— start Data for the task —

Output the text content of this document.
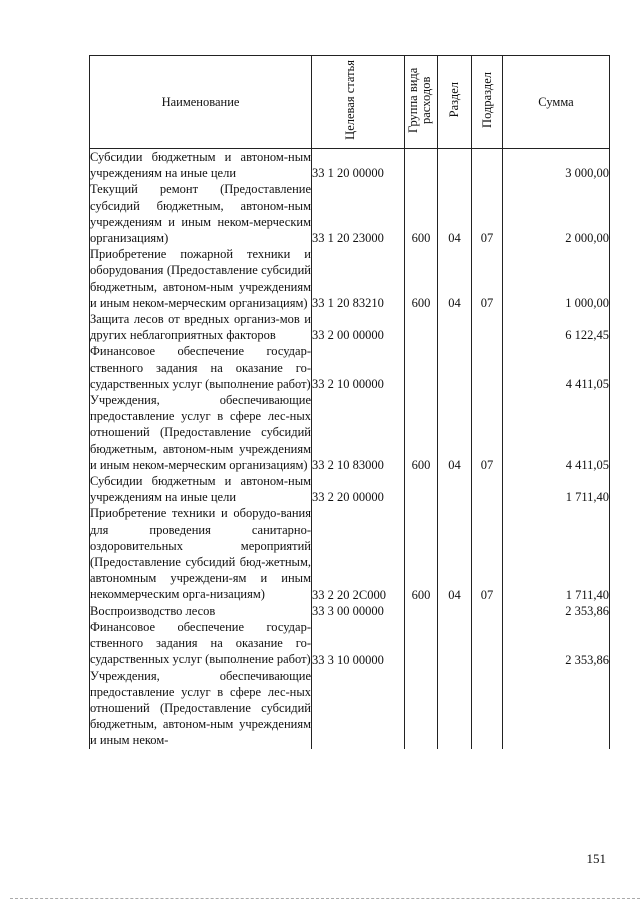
Наименование	Целевая статья	Группа вида расходов	Раздел	Подраздел	Сумма
Субсидии бюджетным и автоном-ным учреждениям на иные цели	33 1 20 00000				3 000,00
Текущий ремонт (Предоставление субсидий бюджетным, автоном-ным учреждениям и иным неком-мерческим организациям)	33 1 20 23000	600	04	07	2 000,00
Приобретение пожарной техники и оборудования (Предоставление субсидий бюджетным, автоном-ным учреждениям и иным неком-мерческим организациям)	33 1 20 83210	600	04	07	1 000,00
Защита лесов от вредных организ-мов и других неблагоприятных факторов	33 2 00 00000				6 122,45
Финансовое обеспечение государ-ственного задания на оказание го-сударственных услуг (выполнение работ)	33 2 10 00000				4 411,05
Учреждения, обеспечивающие предоставление услуг в сфере лес-ных отношений (Предоставление субсидий бюджетным, автоном-ным учреждениям и иным неком-мерческим организациям)	33 2 10 83000	600	04	07	4 411,05
Субсидии бюджетным и автоном-ным учреждениям на иные цели	33 2 20 00000				1 711,40
Приобретение техники и оборудо-вания для проведения санитарно-оздоровительных мероприятий (Предоставление субсидий бюд-жетным, автономным учреждени-ям и иным некоммерческим орга-низациям)	33 2 20 2С000	600	04	07	1 711,40
Воспроизводство лесов	33 3 00 00000				2 353,86
Финансовое обеспечение государ-ственного задания на оказание го-сударственных услуг (выполнение работ)	33 3 10 00000				2 353,86
Учреждения, обеспечивающие предоставление услуг в сфере лес-ных отношений (Предоставление субсидий бюджетным, автоном-ным учреждениям и иным неком-					
151
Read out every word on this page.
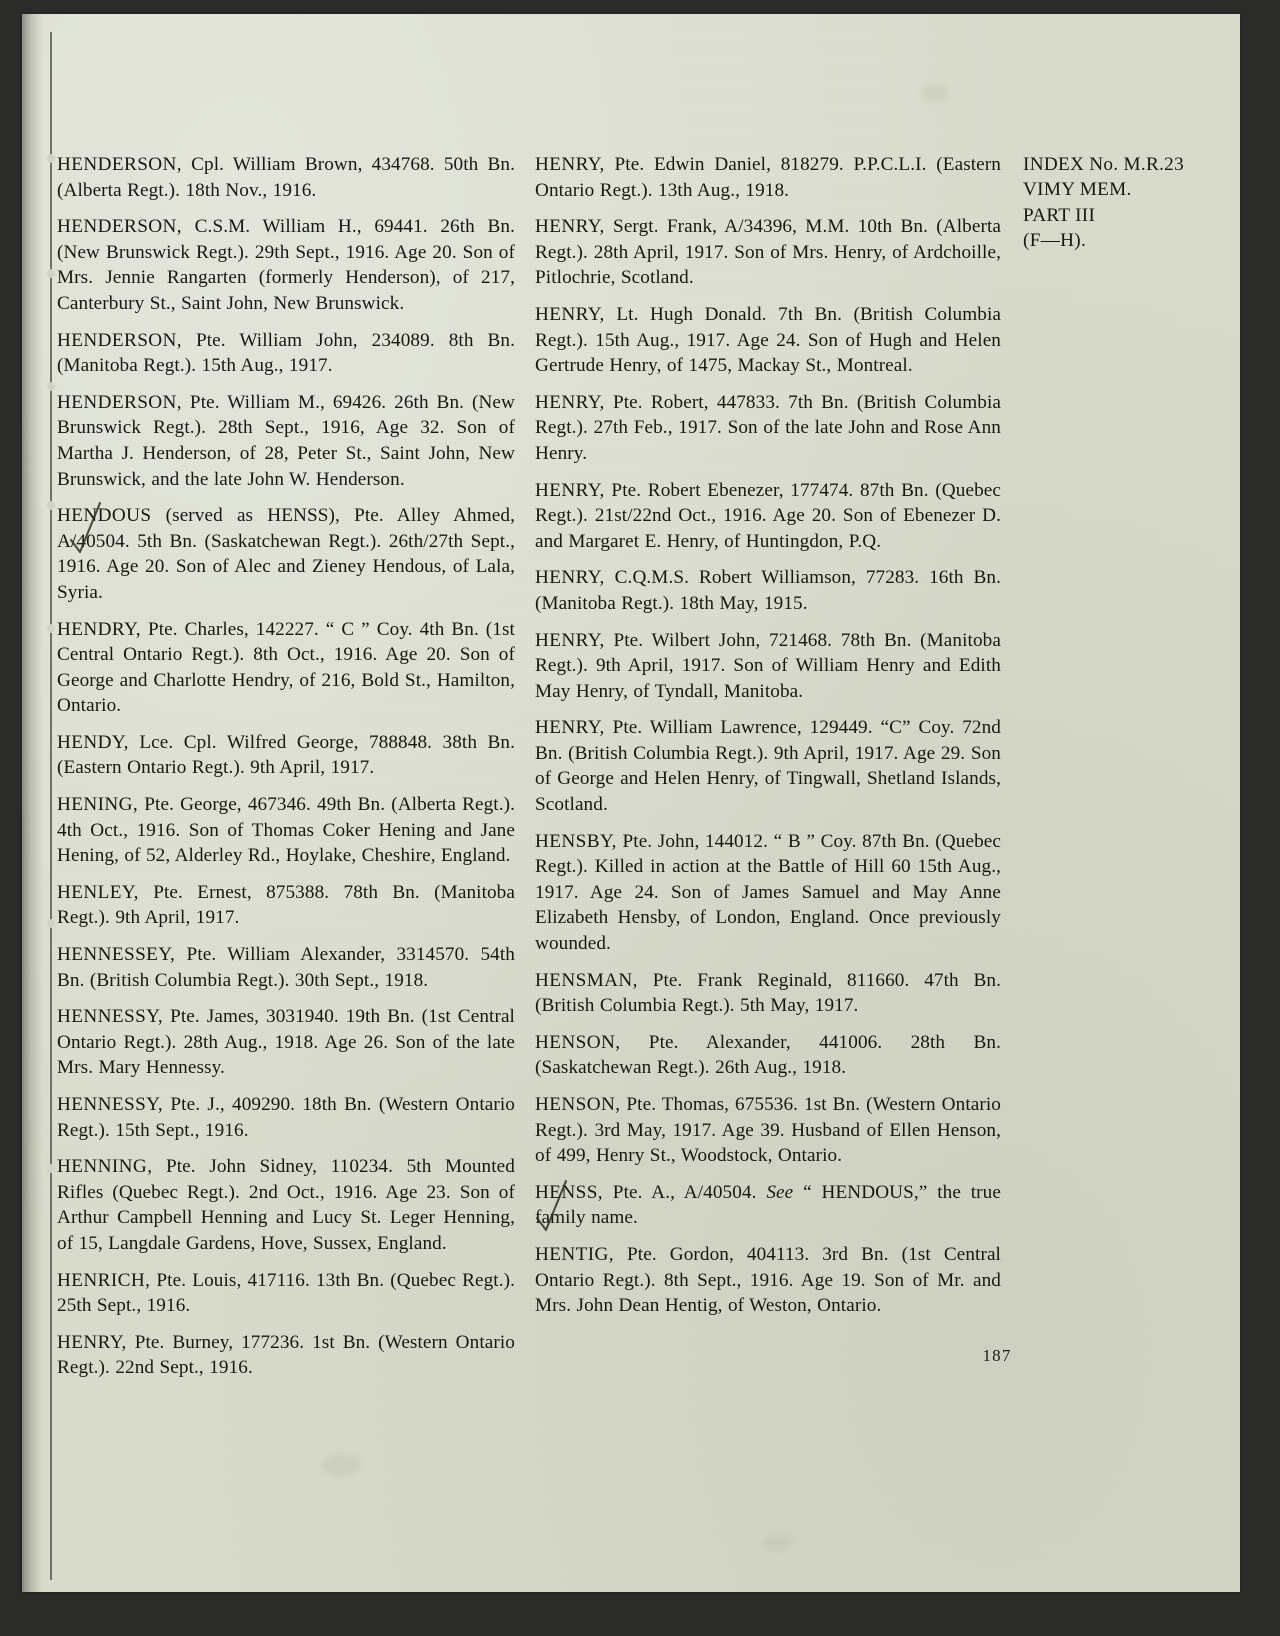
HENDERSON, Cpl. William Brown, 434768. 50th Bn. (Alberta Regt.). 18th Nov., 1916.

HENDERSON, C.S.M. William H., 69441. 26th Bn. (New Brunswick Regt.). 29th Sept., 1916. Age 20. Son of Mrs. Jennie Rangarten (formerly Henderson), of 217, Canterbury St., Saint John, New Brunswick.

HENDERSON, Pte. William John, 234089. 8th Bn. (Manitoba Regt.). 15th Aug., 1917.

HENDERSON, Pte. William M., 69426. 26th Bn. (New Brunswick Regt.). 28th Sept., 1916, Age 32. Son of Martha J. Henderson, of 28, Peter St., Saint John, New Brunswick, and the late John W. Henderson.

HENDOUS (served as HENSS), Pte. Alley Ahmed, A/40504. 5th Bn. (Saskatchewan Regt.). 26th/27th Sept., 1916. Age 20. Son of Alec and Zieney Hendous, of Lala, Syria.

HENDRY, Pte. Charles, 142227. “ C ” Coy. 4th Bn. (1st Central Ontario Regt.). 8th Oct., 1916. Age 20. Son of George and Charlotte Hendry, of 216, Bold St., Hamilton, Ontario.

HENDY, Lce. Cpl. Wilfred George, 788848. 38th Bn. (Eastern Ontario Regt.). 9th April, 1917.

HENING, Pte. George, 467346. 49th Bn. (Alberta Regt.). 4th Oct., 1916. Son of Thomas Coker Hening and Jane Hening, of 52, Alderley Rd., Hoylake, Cheshire, England.

HENLEY, Pte. Ernest, 875388. 78th Bn. (Manitoba Regt.). 9th April, 1917.

HENNESSEY, Pte. William Alexander, 3314570. 54th Bn. (British Columbia Regt.). 30th Sept., 1918.

HENNESSY, Pte. James, 3031940. 19th Bn. (1st Central Ontario Regt.). 28th Aug., 1918. Age 26. Son of the late Mrs. Mary Hennessy.

HENNESSY, Pte. J., 409290. 18th Bn. (Western Ontario Regt.). 15th Sept., 1916.

HENNING, Pte. John Sidney, 110234. 5th Mounted Rifles (Quebec Regt.). 2nd Oct., 1916. Age 23. Son of Arthur Campbell Henning and Lucy St. Leger Henning, of 15, Langdale Gardens, Hove, Sussex, England.

HENRICH, Pte. Louis, 417116. 13th Bn. (Quebec Regt.). 25th Sept., 1916.

HENRY, Pte. Burney, 177236. 1st Bn. (Western Ontario Regt.). 22nd Sept., 1916.

HENRY, Pte. Edwin Daniel, 818279. P.P.C.L.I. (Eastern Ontario Regt.). 13th Aug., 1918.

HENRY, Sergt. Frank, A/34396, M.M. 10th Bn. (Alberta Regt.). 28th April, 1917. Son of Mrs. Henry, of Ardchoille, Pitlochrie, Scotland.

HENRY, Lt. Hugh Donald. 7th Bn. (British Columbia Regt.). 15th Aug., 1917. Age 24. Son of Hugh and Helen Gertrude Henry, of 1475, Mackay St., Montreal.

HENRY, Pte. Robert, 447833. 7th Bn. (British Columbia Regt.). 27th Feb., 1917. Son of the late John and Rose Ann Henry.

HENRY, Pte. Robert Ebenezer, 177474. 87th Bn. (Quebec Regt.). 21st/22nd Oct., 1916. Age 20. Son of Ebenezer D. and Margaret E. Henry, of Huntingdon, P.Q.

HENRY, C.Q.M.S. Robert Williamson, 77283. 16th Bn. (Manitoba Regt.). 18th May, 1915.

HENRY, Pte. Wilbert John, 721468. 78th Bn. (Manitoba Regt.). 9th April, 1917. Son of William Henry and Edith May Henry, of Tyndall, Manitoba.

HENRY, Pte. William Lawrence, 129449. “C” Coy. 72nd Bn. (British Columbia Regt.). 9th April, 1917. Age 29. Son of George and Helen Henry, of Tingwall, Shetland Islands, Scotland.

HENSBY, Pte. John, 144012. “ B ” Coy. 87th Bn. (Quebec Regt.). Killed in action at the Battle of Hill 60 15th Aug., 1917. Age 24. Son of James Samuel and May Anne Elizabeth Hensby, of London, England. Once previously wounded.

HENSMAN, Pte. Frank Reginald, 811660. 47th Bn. (British Columbia Regt.). 5th May, 1917.

HENSON, Pte. Alexander, 441006. 28th Bn. (Saskatchewan Regt.). 26th Aug., 1918.

HENSON, Pte. Thomas, 675536. 1st Bn. (Western Ontario Regt.). 3rd May, 1917. Age 39. Husband of Ellen Henson, of 499, Henry St., Woodstock, Ontario.

HENSS, Pte. A., A/40504. See “ HENDOUS,” the true family name.

HENTIG, Pte. Gordon, 404113. 3rd Bn. (1st Central Ontario Regt.). 8th Sept., 1916. Age 19. Son of Mr. and Mrs. John Dean Hentig, of Weston, Ontario.

INDEX No. M.R.23
VIMY MEM.
PART III
(F—H).
187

— end Data for the task —

**Job:** Identify every line where the string "бюджетным" appears.

**Task solution:**
Субсидии бюджетным и автоном-ным учреждениям на иные цели	33 1 20 00000				3 000,00
Текущий ремонт (Предоставление субсидий бюджетным, автоном-ным учреждениям и иным неком-мерческим организациям)	33 1 20 23000	600	04	07	2 000,00
Приобретение пожарной техники и оборудования (Предоставление субсидий бюджетным, автоном-ным учреждениям и иным неком-мерческим организациям)	33 1 20 83210	600	04	07	1 000,00
Учреждения, обеспечивающие предоставление услуг в сфере лес-ных отношений (Предоставление субсидий бюджетным, автоном-ным учреждениям и иным неком-мерческим организациям)	33 2 10 83000	600	04	07	4 411,05
Субсидии бюджетным и автоном-ным учреждениям на иные цели	33 2 20 00000				1 711,40
Учреждения, обеспечивающие предоставление услуг в сфере лес-ных отношений (Предоставление субсидий бюджетным, автоном-ным учреждениям и иным неком-					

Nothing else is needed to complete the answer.